**Short task**
Write out the listing in full, matching it word for word.

[Begin Available data]

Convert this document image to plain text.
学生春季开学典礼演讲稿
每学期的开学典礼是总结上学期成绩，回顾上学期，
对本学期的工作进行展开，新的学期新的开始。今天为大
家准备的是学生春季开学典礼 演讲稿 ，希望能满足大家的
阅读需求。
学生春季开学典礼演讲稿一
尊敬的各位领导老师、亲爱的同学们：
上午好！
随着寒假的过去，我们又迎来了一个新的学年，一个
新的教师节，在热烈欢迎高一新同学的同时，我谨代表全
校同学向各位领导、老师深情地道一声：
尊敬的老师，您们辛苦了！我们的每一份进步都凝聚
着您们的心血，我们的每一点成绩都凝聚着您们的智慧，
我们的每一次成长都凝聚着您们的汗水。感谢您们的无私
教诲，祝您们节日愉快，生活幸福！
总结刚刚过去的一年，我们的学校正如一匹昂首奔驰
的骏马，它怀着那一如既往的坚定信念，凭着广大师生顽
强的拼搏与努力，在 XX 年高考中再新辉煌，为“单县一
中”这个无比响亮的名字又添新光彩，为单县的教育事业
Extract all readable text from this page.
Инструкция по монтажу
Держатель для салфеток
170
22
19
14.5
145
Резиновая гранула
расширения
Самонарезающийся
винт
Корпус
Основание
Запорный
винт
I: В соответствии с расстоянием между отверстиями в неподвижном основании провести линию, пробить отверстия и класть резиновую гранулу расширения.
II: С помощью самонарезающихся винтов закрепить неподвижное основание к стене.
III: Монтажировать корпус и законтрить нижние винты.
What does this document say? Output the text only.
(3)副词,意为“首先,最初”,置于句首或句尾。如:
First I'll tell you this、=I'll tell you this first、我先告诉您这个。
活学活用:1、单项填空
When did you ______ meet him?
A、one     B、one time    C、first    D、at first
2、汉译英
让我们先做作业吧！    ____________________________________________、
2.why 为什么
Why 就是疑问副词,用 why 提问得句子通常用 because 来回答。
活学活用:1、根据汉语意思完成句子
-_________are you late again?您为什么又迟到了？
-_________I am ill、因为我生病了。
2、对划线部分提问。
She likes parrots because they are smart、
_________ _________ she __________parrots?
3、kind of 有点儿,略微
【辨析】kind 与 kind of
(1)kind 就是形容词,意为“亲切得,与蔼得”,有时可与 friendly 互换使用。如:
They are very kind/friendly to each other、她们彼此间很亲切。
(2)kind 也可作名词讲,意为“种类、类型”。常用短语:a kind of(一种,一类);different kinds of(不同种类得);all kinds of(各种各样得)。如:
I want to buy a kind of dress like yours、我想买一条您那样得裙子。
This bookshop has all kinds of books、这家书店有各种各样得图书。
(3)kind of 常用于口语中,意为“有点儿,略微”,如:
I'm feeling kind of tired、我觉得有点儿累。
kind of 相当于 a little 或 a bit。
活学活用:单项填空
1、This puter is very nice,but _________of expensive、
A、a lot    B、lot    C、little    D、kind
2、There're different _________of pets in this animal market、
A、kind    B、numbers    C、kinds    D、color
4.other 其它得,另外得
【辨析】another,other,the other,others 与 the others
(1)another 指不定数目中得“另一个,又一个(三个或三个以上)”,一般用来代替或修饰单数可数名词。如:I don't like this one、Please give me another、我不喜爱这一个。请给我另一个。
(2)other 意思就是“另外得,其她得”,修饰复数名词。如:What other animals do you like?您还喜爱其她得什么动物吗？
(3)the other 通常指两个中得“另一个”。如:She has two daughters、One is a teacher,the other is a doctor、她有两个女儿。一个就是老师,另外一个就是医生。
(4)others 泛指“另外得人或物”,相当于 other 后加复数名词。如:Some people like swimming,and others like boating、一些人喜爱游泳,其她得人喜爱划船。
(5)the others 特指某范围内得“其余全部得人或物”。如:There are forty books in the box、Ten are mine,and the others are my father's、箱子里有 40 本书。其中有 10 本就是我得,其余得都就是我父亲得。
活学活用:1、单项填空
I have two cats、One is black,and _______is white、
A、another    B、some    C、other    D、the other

[End Available data]

**Answer to this problem**
Convert this document image to plain text.
学生春季开学典礼演讲稿
每学期的开学典礼是总结上学期成绩，回顾上学期，
对本学期的工作进行展开，新的学期新的开始。今天为大
家准备的是学生春季开学典礼 演讲稿 ，希望能满足大家的
阅读需求。
学生春季开学典礼演讲稿一
尊敬的各位领导老师、亲爱的同学们：
上午好！
随着寒假的过去，我们又迎来了一个新的学年，一个
新的教师节，在热烈欢迎高一新同学的同时，我谨代表全
校同学向各位领导、老师深情地道一声：
尊敬的老师，您们辛苦了！我们的每一份进步都凝聚
着您们的心血，我们的每一点成绩都凝聚着您们的智慧，
我们的每一次成长都凝聚着您们的汗水。感谢您们的无私
教诲，祝您们节日愉快，生活幸福！
总结刚刚过去的一年，我们的学校正如一匹昂首奔驰
的骏马，它怀着那一如既往的坚定信念，凭着广大师生顽
强的拼搏与努力，在 XX 年高考中再新辉煌，为“单县一
中”这个无比响亮的名字又添新光彩，为单县的教育事业
Extract all readable text from this page.
Инструкция по монтажу
Держатель для салфеток
170
22
19
14.5
145
Резиновая гранула
расширения
Самонарезающийся
винт
Корпус
Основание
Запорный
винт
I: В соответствии с расстоянием между отверстиями в неподвижном основании провести линию, пробить отверстия и класть резиновую гранулу расширения.
II: С помощью самонарезающихся винтов закрепить неподвижное основание к стене.
III: Монтажировать корпус и законтрить нижние винты.
What does this document say? Output the text only.
(3)副词,意为“首先,最初”,置于句首或句尾。如:
First I'll tell you this、=I'll tell you this first、我先告诉您这个。
活学活用:1、单项填空
When did you ______ meet him?
A、one     B、one time    C、first    D、at first
2、汉译英
让我们先做作业吧！    ____________________________________________、
2.why 为什么
Why 就是疑问副词,用 why 提问得句子通常用 because 来回答。
活学活用:1、根据汉语意思完成句子
-_________are you late again?您为什么又迟到了？
-_________I am ill、因为我生病了。
2、对划线部分提问。
She likes parrots because they are smart、
_________ _________ she __________parrots?
3、kind of 有点儿,略微
【辨析】kind 与 kind of
(1)kind 就是形容词,意为“亲切得,与蔼得”,有时可与 friendly 互换使用。如:
They are very kind/friendly to each other、她们彼此间很亲切。
(2)kind 也可作名词讲,意为“种类、类型”。常用短语:a kind of(一种,一类);different kinds of(不同种类得);all kinds of(各种各样得)。如:
I want to buy a kind of dress like yours、我想买一条您那样得裙子。
This bookshop has all kinds of books、这家书店有各种各样得图书。
(3)kind of 常用于口语中,意为“有点儿,略微”,如:
I'm feeling kind of tired、我觉得有点儿累。
kind of 相当于 a little 或 a bit。
活学活用:单项填空
1、This puter is very nice,but _________of expensive、
A、a lot    B、lot    C、little    D、kind
2、There're different _________of pets in this animal market、
A、kind    B、numbers    C、kinds    D、color
4.other 其它得,另外得
【辨析】another,other,the other,others 与 the others
(1)another 指不定数目中得“另一个,又一个(三个或三个以上)”,一般用来代替或修饰单数可数名词。如:I don't like this one、Please give me another、我不喜爱这一个。请给我另一个。
(2)other 意思就是“另外得,其她得”,修饰复数名词。如:What other animals do you like?您还喜爱其她得什么动物吗？
(3)the other 通常指两个中得“另一个”。如:She has two daughters、One is a teacher,the other is a doctor、她有两个女儿。一个就是老师,另外一个就是医生。
(4)others 泛指“另外得人或物”,相当于 other 后加复数名词。如:Some people like swimming,and others like boating、一些人喜爱游泳,其她得人喜爱划船。
(5)the others 特指某范围内得“其余全部得人或物”。如:There are forty books in the box、Ten are mine,and the others are my father's、箱子里有 40 本书。其中有 10 本就是我得,其余得都就是我父亲得。
活学活用:1、单项填空
I have two cats、One is black,and _______is white、
A、another    B、some    C、other    D、the other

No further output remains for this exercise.